## BEGIN Input for this task

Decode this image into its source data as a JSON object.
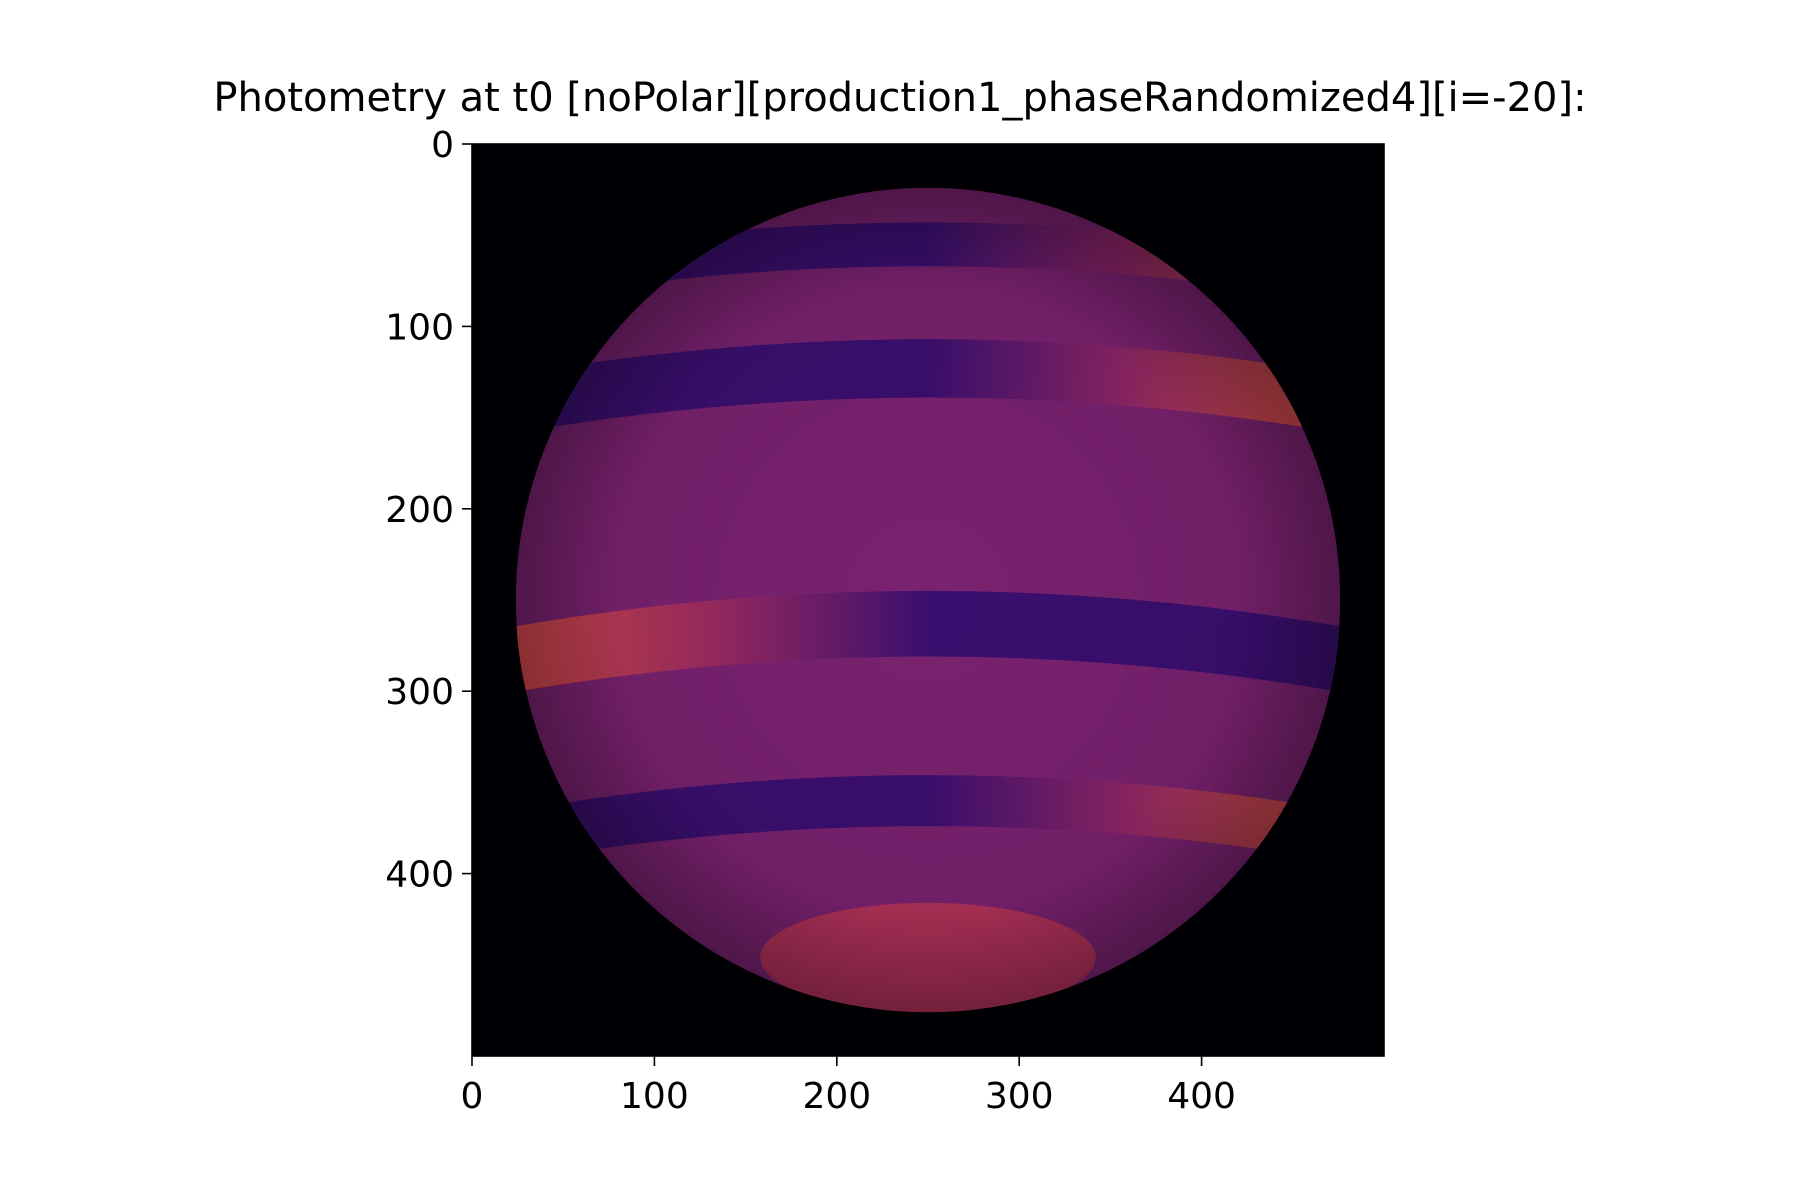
{
  "chart_data": {
    "type": "heatmap",
    "title": "Photometry at t0 [noPolar][production1_phaseRandomized4][i=-20]:",
    "xlabel": "",
    "ylabel": "",
    "xlim": [
      0,
      500
    ],
    "ylim": [
      500,
      0
    ],
    "y_inverted": true,
    "x_ticks": [
      0,
      100,
      200,
      300,
      400
    ],
    "y_ticks": [
      0,
      100,
      200,
      300,
      400
    ],
    "colormap": "magma",
    "background_value_color": "#000004",
    "grid": false,
    "image": {
      "shape": "disk",
      "center": [
        250,
        250
      ],
      "radius": 226,
      "base_color": "#7a2270",
      "bands": [
        {
          "center_y": 55,
          "half_width": 12,
          "bright_side": "right",
          "color_dark": "#3b0f70",
          "color_bright": "#e05a46"
        },
        {
          "center_y": 123,
          "half_width": 16,
          "bright_side": "right",
          "color_dark": "#3b0f70",
          "color_bright": "#e0553e"
        },
        {
          "center_y": 263,
          "half_width": 18,
          "bright_side": "left",
          "color_dark": "#3b0f70",
          "color_bright": "#d94a4a"
        },
        {
          "center_y": 360,
          "half_width": 14,
          "bright_side": "right",
          "color_dark": "#3b0f70",
          "color_bright": "#e0553e"
        }
      ],
      "polar_cap": {
        "center": [
          250,
          446
        ],
        "rx": 92,
        "ry": 30,
        "color": "#b2325a"
      }
    }
  }
}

## END Input for this task

Your goal
Leave the images out, please, and restate each line word for word.

Result of the task
Decode this image into its source data as a JSON object.
{
  "chart_data": {
    "type": "heatmap",
    "title": "Photometry at t0 [noPolar][production1_phaseRandomized4][i=-20]:",
    "xlabel": "",
    "ylabel": "",
    "xlim": [
      0,
      500
    ],
    "ylim": [
      500,
      0
    ],
    "y_inverted": true,
    "x_ticks": [
      0,
      100,
      200,
      300,
      400
    ],
    "y_ticks": [
      0,
      100,
      200,
      300,
      400
    ],
    "colormap": "magma",
    "background_value_color": "#000004",
    "grid": false,
    "image": {
      "shape": "disk",
      "center": [
        250,
        250
      ],
      "radius": 226,
      "base_color": "#7a2270",
      "bands": [
        {
          "center_y": 55,
          "half_width": 12,
          "bright_side": "right",
          "color_dark": "#3b0f70",
          "color_bright": "#e05a46"
        },
        {
          "center_y": 123,
          "half_width": 16,
          "bright_side": "right",
          "color_dark": "#3b0f70",
          "color_bright": "#e0553e"
        },
        {
          "center_y": 263,
          "half_width": 18,
          "bright_side": "left",
          "color_dark": "#3b0f70",
          "color_bright": "#d94a4a"
        },
        {
          "center_y": 360,
          "half_width": 14,
          "bright_side": "right",
          "color_dark": "#3b0f70",
          "color_bright": "#e0553e"
        }
      ],
      "polar_cap": {
        "center": [
          250,
          446
        ],
        "rx": 92,
        "ry": 30,
        "color": "#b2325a"
      }
    }
  }
}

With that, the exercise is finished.